Quote the whole listing word for word. Do not include the pictures.

BEGIN DATA EXCERPTS

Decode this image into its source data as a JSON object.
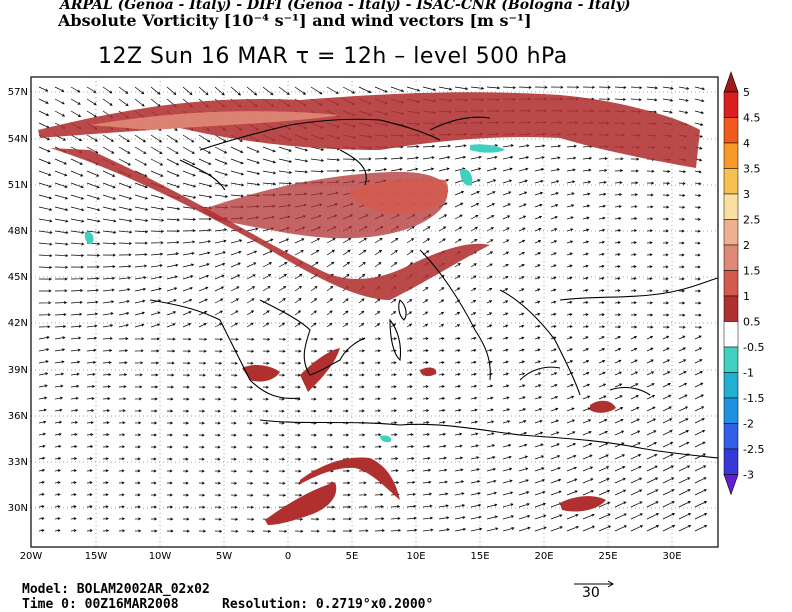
{
  "header": {
    "institutions": "ARPAL (Genoa - Italy)  -  DIFI (Genoa - Italy)  -  ISAC-CNR (Bologna - Italy)",
    "field_title": "Absolute Vorticity [10⁻⁴ s⁻¹] and wind vectors [m s⁻¹]"
  },
  "title": {
    "text": "12Z Sun 16 MAR  τ = 12h  –  level 500 hPa"
  },
  "map": {
    "lat_labels": [
      "57N",
      "54N",
      "51N",
      "48N",
      "45N",
      "42N",
      "39N",
      "36N",
      "33N",
      "30N"
    ],
    "lon_labels": [
      "20W",
      "15W",
      "10W",
      "5W",
      "0",
      "5E",
      "10E",
      "15E",
      "20E",
      "25E",
      "30E"
    ],
    "grid": true
  },
  "colorbar": {
    "labels": [
      "5",
      "4.5",
      "4",
      "3.5",
      "3",
      "2.5",
      "2",
      "1.5",
      "1",
      "0.5",
      "-0.5",
      "-1",
      "-1.5",
      "-2",
      "-2.5",
      "-3"
    ],
    "colors": [
      "#a01818",
      "#d82020",
      "#f05a1e",
      "#f89828",
      "#f8c050",
      "#fae0a0",
      "#f0b090",
      "#e08878",
      "#d45a50",
      "#b03030",
      "#ffffff",
      "#40d0c0",
      "#20b0d0",
      "#2090e0",
      "#3060e8",
      "#3838d8",
      "#6020d0"
    ]
  },
  "footer": {
    "model": "Model: BOLAM2002AR_02x02",
    "time": "Time 0: 00Z16MAR2008",
    "resolution": "Resolution: 0.2719°x0.2000°",
    "reference_vector": "30"
  }
}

END DATA EXCERPTS

**RESULT OF THE TASK**
Decode this image into its source data as a JSON object.
{
  "header": {
    "institutions": "ARPAL (Genoa - Italy)  -  DIFI (Genoa - Italy)  -  ISAC-CNR (Bologna - Italy)",
    "field_title": "Absolute Vorticity [10⁻⁴ s⁻¹] and wind vectors [m s⁻¹]"
  },
  "title": {
    "text": "12Z Sun 16 MAR  τ = 12h  –  level 500 hPa"
  },
  "map": {
    "lat_labels": [
      "57N",
      "54N",
      "51N",
      "48N",
      "45N",
      "42N",
      "39N",
      "36N",
      "33N",
      "30N"
    ],
    "lon_labels": [
      "20W",
      "15W",
      "10W",
      "5W",
      "0",
      "5E",
      "10E",
      "15E",
      "20E",
      "25E",
      "30E"
    ],
    "grid": true
  },
  "colorbar": {
    "labels": [
      "5",
      "4.5",
      "4",
      "3.5",
      "3",
      "2.5",
      "2",
      "1.5",
      "1",
      "0.5",
      "-0.5",
      "-1",
      "-1.5",
      "-2",
      "-2.5",
      "-3"
    ],
    "colors": [
      "#a01818",
      "#d82020",
      "#f05a1e",
      "#f89828",
      "#f8c050",
      "#fae0a0",
      "#f0b090",
      "#e08878",
      "#d45a50",
      "#b03030",
      "#ffffff",
      "#40d0c0",
      "#20b0d0",
      "#2090e0",
      "#3060e8",
      "#3838d8",
      "#6020d0"
    ]
  },
  "footer": {
    "model": "Model: BOLAM2002AR_02x02",
    "time": "Time 0: 00Z16MAR2008",
    "resolution": "Resolution: 0.2719°x0.2000°",
    "reference_vector": "30"
  }
}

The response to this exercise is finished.